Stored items
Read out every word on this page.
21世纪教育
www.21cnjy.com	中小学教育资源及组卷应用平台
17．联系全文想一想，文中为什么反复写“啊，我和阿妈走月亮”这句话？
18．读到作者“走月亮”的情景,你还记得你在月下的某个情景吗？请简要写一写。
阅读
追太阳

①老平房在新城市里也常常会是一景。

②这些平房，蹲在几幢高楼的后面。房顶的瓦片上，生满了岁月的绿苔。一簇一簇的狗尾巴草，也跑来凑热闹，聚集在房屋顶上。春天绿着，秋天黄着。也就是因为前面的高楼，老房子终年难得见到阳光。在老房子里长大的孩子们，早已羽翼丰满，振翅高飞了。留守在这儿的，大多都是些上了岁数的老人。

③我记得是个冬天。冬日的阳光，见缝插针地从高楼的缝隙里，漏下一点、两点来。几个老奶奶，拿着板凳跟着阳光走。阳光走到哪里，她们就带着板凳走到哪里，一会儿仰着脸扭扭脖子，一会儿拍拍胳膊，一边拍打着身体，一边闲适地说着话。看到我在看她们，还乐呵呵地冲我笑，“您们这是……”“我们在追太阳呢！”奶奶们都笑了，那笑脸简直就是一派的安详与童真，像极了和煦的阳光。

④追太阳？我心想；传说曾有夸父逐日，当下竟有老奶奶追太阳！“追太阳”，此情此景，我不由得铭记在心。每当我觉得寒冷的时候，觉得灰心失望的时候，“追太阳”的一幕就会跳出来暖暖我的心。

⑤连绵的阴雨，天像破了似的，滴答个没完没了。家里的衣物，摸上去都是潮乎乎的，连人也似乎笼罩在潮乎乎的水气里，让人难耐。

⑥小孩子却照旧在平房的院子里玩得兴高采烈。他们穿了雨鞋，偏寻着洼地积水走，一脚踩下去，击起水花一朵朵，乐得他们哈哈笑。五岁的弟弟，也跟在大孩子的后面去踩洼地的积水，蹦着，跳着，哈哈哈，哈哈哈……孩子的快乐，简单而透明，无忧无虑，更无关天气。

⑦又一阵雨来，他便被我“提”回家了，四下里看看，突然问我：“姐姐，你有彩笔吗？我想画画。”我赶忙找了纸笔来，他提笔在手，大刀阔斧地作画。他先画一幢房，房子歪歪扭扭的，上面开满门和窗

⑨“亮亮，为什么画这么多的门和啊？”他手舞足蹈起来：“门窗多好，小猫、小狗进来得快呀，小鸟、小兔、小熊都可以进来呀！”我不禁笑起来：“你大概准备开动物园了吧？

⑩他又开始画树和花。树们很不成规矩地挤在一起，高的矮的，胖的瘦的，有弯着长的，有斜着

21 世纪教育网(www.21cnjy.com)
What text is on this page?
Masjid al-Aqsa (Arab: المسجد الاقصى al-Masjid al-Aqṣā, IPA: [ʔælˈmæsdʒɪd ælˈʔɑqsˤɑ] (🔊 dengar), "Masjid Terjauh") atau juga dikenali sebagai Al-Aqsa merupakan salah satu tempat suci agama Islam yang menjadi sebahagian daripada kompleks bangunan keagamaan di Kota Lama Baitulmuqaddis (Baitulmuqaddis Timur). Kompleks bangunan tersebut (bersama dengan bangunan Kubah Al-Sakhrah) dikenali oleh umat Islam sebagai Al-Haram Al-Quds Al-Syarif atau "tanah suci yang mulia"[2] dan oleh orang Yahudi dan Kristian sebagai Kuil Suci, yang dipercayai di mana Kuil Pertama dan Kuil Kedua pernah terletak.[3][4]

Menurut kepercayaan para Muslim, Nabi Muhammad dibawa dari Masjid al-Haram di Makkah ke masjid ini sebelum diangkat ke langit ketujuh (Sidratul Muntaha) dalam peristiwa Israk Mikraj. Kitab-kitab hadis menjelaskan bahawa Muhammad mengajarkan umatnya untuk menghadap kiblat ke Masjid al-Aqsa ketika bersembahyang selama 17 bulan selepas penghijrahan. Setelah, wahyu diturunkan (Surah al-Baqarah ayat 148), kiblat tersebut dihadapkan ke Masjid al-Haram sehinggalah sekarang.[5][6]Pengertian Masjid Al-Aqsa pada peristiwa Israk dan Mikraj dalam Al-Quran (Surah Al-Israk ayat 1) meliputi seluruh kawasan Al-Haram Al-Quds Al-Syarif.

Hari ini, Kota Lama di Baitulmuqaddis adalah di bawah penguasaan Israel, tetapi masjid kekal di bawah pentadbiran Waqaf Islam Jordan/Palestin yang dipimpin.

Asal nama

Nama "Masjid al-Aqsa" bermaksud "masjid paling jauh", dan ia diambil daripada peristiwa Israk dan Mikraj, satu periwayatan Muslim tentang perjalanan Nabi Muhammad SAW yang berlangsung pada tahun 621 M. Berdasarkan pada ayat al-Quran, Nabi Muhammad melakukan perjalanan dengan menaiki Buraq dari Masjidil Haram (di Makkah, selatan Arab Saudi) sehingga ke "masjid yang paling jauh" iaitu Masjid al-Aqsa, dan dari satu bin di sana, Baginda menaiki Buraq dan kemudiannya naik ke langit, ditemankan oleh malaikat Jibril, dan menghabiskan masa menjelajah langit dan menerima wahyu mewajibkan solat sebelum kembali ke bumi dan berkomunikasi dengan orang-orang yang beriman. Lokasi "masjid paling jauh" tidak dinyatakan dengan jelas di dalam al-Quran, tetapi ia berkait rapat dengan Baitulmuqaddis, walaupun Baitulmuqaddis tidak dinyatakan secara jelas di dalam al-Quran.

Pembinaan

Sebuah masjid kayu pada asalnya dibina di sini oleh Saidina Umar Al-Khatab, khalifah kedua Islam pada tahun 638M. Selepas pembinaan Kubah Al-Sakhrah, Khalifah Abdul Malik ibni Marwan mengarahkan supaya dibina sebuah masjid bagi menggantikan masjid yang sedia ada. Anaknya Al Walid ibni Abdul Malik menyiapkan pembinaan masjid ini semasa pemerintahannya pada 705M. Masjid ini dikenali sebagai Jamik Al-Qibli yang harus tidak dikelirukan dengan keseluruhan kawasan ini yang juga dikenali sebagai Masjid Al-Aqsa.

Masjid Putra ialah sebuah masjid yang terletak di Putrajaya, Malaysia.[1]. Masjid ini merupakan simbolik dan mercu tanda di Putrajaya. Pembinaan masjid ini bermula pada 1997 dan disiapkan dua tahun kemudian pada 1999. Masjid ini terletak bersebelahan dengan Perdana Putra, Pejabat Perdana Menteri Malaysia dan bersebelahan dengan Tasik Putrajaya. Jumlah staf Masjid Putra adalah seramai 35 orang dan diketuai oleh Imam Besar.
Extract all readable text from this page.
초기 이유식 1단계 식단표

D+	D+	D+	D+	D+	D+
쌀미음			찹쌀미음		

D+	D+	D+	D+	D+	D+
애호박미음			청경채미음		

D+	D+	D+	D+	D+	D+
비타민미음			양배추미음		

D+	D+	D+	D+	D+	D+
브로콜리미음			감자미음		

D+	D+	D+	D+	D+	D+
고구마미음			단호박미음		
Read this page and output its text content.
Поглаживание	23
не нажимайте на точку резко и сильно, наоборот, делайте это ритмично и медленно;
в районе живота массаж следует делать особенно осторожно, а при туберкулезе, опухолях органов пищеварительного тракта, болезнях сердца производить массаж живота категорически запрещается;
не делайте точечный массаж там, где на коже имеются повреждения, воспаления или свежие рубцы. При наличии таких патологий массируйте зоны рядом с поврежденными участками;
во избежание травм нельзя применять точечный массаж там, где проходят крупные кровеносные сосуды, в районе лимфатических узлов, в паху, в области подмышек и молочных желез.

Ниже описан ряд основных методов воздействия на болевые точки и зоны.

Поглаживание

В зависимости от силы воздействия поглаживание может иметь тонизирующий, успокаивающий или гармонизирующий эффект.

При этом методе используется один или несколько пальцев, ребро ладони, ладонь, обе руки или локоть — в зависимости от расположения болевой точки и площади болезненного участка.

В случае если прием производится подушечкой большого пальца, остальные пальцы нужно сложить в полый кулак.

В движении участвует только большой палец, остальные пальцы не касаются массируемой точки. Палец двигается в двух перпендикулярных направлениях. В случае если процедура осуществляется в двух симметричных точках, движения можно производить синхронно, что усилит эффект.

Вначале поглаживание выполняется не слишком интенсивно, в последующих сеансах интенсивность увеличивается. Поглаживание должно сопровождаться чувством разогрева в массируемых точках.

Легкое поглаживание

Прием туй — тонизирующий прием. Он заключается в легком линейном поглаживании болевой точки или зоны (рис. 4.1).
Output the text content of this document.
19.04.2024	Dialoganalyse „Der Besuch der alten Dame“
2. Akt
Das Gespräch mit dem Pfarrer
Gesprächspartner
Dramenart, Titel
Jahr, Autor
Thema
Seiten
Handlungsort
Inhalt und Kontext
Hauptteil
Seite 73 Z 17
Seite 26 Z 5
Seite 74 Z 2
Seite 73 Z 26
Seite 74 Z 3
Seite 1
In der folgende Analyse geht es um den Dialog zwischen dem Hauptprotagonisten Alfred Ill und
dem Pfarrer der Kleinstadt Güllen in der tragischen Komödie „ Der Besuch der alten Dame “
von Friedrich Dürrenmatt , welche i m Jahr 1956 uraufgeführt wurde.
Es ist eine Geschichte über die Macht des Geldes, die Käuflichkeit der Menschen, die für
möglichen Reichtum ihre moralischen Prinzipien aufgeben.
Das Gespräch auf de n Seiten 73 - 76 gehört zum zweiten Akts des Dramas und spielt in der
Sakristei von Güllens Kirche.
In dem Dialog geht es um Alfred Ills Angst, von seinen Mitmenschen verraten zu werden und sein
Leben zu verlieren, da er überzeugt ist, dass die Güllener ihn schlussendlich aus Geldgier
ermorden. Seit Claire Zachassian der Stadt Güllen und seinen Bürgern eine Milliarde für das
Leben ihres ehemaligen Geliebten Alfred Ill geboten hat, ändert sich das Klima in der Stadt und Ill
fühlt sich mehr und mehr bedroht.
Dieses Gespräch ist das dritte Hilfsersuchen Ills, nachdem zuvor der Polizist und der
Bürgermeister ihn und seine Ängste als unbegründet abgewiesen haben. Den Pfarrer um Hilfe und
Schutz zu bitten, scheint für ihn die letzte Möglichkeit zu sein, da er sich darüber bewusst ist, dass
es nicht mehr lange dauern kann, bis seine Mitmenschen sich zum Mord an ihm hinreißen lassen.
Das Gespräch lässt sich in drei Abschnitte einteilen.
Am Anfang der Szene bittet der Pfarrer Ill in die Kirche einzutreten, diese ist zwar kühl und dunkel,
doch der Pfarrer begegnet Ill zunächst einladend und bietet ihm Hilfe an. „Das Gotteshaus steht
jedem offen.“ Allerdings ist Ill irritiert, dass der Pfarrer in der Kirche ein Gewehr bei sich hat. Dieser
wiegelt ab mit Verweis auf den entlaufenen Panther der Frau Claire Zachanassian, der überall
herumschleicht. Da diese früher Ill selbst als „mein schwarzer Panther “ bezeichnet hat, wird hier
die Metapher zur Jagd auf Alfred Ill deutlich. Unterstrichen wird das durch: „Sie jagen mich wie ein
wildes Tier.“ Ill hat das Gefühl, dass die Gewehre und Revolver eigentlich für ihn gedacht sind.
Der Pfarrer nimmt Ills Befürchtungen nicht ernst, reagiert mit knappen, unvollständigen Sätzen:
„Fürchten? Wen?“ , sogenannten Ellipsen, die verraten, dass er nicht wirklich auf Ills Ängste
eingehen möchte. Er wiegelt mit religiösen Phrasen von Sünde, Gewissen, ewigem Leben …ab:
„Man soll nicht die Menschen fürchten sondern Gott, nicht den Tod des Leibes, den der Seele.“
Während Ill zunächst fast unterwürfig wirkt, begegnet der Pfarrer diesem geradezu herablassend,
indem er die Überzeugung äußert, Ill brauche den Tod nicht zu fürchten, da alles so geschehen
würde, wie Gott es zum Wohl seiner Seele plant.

DO THIS:
Only the number is wanted: count the lines of the records that hold the word "Kubah".

THE COMPLETED TASK:
2